== Rows

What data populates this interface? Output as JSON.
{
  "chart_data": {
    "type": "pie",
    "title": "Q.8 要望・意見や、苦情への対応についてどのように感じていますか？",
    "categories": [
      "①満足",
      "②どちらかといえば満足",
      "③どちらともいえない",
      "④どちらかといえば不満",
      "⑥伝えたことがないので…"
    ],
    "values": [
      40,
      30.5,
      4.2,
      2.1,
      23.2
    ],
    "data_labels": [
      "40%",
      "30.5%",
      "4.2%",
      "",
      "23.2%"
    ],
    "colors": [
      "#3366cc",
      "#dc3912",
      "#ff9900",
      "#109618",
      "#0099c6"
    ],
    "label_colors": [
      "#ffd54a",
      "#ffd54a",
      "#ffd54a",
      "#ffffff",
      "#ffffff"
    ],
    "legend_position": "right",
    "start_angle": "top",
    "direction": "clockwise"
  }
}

====

> Exercise instructions: Write out every record verbatim.

> Solution:
What data populates this interface? Output as JSON.
{
  "chart_data": {
    "type": "pie",
    "title": "Q.8 要望・意見や、苦情への対応についてどのように感じていますか？",
    "categories": [
      "①満足",
      "②どちらかといえば満足",
      "③どちらともいえない",
      "④どちらかといえば不満",
      "⑥伝えたことがないので…"
    ],
    "values": [
      40,
      30.5,
      4.2,
      2.1,
      23.2
    ],
    "data_labels": [
      "40%",
      "30.5%",
      "4.2%",
      "",
      "23.2%"
    ],
    "colors": [
      "#3366cc",
      "#dc3912",
      "#ff9900",
      "#109618",
      "#0099c6"
    ],
    "label_colors": [
      "#ffd54a",
      "#ffd54a",
      "#ffd54a",
      "#ffffff",
      "#ffffff"
    ],
    "legend_position": "right",
    "start_angle": "top",
    "direction": "clockwise"
  }
}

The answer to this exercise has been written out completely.